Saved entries
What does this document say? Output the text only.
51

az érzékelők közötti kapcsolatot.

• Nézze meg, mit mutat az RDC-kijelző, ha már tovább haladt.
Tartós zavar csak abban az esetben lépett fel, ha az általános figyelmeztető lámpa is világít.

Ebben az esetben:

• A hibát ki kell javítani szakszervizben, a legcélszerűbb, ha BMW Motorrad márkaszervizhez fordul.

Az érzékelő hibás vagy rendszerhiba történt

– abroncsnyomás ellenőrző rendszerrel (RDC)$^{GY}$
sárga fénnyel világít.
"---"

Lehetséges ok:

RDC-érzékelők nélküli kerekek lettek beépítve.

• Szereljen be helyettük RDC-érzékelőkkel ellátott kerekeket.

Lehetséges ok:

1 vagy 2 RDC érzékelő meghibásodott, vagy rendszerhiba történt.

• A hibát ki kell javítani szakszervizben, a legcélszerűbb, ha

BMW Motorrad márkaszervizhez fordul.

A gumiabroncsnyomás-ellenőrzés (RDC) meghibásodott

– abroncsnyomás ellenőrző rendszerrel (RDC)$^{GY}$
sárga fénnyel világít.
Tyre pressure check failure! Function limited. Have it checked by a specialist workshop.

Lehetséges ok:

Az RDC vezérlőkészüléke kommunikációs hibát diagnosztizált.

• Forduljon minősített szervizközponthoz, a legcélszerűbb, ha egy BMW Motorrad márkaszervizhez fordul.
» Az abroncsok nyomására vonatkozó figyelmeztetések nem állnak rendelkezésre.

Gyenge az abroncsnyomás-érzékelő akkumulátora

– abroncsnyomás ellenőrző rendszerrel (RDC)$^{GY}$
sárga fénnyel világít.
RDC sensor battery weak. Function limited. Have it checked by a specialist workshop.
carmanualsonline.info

• **AIM**: The records above must be output exactly, in full.

• **EXERCISE OUTPUT**:
What does this document say? Output the text only.
51

az érzékelők közötti kapcsolatot.

• Nézze meg, mit mutat az RDC-kijelző, ha már tovább haladt.
Tartós zavar csak abban az esetben lépett fel, ha az általános figyelmeztető lámpa is világít.

Ebben az esetben:

• A hibát ki kell javítani szakszervizben, a legcélszerűbb, ha BMW Motorrad márkaszervizhez fordul.

Az érzékelő hibás vagy rendszerhiba történt

– abroncsnyomás ellenőrző rendszerrel (RDC)$^{GY}$
sárga fénnyel világít.
"---"

Lehetséges ok:

RDC-érzékelők nélküli kerekek lettek beépítve.

• Szereljen be helyettük RDC-érzékelőkkel ellátott kerekeket.

Lehetséges ok:

1 vagy 2 RDC érzékelő meghibásodott, vagy rendszerhiba történt.

• A hibát ki kell javítani szakszervizben, a legcélszerűbb, ha

BMW Motorrad márkaszervizhez fordul.

A gumiabroncsnyomás-ellenőrzés (RDC) meghibásodott

– abroncsnyomás ellenőrző rendszerrel (RDC)$^{GY}$
sárga fénnyel világít.
Tyre pressure check failure! Function limited. Have it checked by a specialist workshop.

Lehetséges ok:

Az RDC vezérlőkészüléke kommunikációs hibát diagnosztizált.

• Forduljon minősített szervizközponthoz, a legcélszerűbb, ha egy BMW Motorrad márkaszervizhez fordul.
» Az abroncsok nyomására vonatkozó figyelmeztetések nem állnak rendelkezésre.

Gyenge az abroncsnyomás-érzékelő akkumulátora

– abroncsnyomás ellenőrző rendszerrel (RDC)$^{GY}$
sárga fénnyel világít.
RDC sensor battery weak. Function limited. Have it checked by a specialist workshop.
carmanualsonline.info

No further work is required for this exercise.